# Exercise requirements
Set out every line bearing the string "ylabel".
>> START Data provided
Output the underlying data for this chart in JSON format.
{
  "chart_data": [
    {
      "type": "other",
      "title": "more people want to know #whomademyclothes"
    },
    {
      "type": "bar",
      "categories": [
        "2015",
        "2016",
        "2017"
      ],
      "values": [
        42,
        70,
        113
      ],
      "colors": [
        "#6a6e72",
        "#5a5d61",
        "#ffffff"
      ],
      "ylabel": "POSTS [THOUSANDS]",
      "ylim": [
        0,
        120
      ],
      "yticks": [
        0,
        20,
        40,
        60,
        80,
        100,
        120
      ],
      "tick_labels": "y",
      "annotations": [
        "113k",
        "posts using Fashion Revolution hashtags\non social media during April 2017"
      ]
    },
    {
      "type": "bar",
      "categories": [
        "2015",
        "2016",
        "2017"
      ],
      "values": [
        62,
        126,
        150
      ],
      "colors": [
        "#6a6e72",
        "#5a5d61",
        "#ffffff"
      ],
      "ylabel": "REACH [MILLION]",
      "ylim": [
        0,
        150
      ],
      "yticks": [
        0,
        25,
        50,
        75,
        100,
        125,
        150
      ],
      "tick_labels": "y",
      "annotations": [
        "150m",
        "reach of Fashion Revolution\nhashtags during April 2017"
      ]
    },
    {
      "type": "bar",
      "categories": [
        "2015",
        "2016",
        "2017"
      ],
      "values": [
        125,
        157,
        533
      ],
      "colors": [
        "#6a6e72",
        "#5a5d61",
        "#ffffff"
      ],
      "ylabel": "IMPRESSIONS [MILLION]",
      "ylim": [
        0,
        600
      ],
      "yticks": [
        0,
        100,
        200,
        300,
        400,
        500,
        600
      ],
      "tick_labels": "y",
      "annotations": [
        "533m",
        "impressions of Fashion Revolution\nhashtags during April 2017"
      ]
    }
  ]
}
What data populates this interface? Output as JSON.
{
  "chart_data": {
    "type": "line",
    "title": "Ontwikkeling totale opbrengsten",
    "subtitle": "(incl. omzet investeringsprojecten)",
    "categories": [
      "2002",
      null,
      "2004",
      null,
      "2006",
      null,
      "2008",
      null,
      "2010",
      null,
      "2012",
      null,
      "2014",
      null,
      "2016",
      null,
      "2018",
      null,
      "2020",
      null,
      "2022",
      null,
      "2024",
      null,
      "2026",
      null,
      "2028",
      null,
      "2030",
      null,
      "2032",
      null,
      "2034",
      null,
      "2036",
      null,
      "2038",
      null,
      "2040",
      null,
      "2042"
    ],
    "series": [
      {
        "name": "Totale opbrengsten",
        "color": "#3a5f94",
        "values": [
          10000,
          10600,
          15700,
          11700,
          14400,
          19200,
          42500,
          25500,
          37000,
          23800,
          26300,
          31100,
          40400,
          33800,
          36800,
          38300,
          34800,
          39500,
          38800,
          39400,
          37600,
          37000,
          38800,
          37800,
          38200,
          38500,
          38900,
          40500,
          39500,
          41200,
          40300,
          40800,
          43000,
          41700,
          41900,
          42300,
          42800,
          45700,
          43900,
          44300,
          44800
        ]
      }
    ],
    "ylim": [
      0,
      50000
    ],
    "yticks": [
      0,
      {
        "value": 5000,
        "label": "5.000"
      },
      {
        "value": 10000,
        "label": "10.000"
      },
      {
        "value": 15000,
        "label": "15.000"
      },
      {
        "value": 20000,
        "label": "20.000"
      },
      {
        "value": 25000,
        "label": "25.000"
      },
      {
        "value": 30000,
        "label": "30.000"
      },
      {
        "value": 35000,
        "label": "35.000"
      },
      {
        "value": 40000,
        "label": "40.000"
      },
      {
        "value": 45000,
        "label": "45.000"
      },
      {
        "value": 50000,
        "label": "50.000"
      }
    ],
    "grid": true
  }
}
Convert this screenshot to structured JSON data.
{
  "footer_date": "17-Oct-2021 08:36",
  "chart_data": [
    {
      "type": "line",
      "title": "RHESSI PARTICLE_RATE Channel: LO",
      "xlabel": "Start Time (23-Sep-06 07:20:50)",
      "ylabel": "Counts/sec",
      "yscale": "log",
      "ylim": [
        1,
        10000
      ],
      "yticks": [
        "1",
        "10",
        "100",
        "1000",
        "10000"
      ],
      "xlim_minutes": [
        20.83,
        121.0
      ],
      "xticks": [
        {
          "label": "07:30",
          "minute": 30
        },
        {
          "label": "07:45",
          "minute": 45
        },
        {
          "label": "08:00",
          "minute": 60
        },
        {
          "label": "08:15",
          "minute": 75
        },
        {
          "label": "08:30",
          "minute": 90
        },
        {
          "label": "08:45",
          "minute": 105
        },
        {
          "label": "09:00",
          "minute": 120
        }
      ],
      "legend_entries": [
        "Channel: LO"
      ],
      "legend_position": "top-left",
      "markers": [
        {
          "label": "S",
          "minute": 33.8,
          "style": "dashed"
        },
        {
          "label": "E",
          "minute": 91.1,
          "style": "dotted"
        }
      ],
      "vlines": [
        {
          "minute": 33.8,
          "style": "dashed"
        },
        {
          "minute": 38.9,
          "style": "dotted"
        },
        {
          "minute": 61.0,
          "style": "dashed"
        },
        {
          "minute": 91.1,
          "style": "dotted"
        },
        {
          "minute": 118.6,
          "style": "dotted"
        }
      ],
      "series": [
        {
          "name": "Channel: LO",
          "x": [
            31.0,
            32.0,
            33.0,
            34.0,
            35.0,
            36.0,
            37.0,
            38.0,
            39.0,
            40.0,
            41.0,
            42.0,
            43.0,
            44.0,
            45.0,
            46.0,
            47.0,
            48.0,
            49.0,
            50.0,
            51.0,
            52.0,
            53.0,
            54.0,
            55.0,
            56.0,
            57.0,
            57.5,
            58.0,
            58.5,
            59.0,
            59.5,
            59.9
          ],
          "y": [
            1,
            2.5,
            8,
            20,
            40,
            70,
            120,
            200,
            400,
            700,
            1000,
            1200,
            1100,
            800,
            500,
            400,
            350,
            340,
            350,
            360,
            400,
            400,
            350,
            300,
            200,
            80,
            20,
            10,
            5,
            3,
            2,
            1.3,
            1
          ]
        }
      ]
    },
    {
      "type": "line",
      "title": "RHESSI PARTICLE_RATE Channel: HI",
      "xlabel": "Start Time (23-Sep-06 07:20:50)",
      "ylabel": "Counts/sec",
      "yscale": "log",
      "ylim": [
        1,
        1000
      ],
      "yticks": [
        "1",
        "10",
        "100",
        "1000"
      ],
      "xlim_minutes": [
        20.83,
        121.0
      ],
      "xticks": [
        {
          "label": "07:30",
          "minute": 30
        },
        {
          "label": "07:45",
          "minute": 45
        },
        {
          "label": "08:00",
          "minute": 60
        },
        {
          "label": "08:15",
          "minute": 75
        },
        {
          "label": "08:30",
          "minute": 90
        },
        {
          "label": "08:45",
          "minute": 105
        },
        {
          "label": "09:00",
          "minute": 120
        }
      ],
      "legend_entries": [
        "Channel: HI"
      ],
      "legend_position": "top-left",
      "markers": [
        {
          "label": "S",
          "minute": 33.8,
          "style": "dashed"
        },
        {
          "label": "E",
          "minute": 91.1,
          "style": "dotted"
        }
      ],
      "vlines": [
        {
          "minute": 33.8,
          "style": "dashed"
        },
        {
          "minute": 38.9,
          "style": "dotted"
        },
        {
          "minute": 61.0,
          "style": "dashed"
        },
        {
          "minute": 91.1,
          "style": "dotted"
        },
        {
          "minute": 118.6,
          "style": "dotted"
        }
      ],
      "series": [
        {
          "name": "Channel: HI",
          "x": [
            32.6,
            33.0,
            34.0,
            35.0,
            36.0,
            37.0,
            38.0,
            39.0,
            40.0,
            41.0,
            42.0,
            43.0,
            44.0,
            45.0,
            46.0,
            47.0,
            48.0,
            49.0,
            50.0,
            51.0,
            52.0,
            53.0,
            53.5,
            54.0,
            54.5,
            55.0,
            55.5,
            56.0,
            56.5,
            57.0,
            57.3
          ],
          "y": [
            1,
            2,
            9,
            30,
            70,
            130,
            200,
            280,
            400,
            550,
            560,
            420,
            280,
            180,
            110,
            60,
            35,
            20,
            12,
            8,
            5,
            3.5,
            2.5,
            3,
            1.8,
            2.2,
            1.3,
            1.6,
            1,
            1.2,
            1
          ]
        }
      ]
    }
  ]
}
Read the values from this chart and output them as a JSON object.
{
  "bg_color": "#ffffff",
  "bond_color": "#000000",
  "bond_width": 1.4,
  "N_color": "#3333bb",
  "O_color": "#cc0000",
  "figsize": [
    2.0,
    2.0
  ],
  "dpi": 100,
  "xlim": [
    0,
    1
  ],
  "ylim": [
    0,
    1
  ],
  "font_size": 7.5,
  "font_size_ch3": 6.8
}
>> END Data provided
# Exercise output
      "ylabel": "POSTS [THOUSANDS]",
      "ylabel": "REACH [MILLION]",
      "ylabel": "IMPRESSIONS [MILLION]",
      "ylabel": "Counts/sec",
      "ylabel": "Counts/sec",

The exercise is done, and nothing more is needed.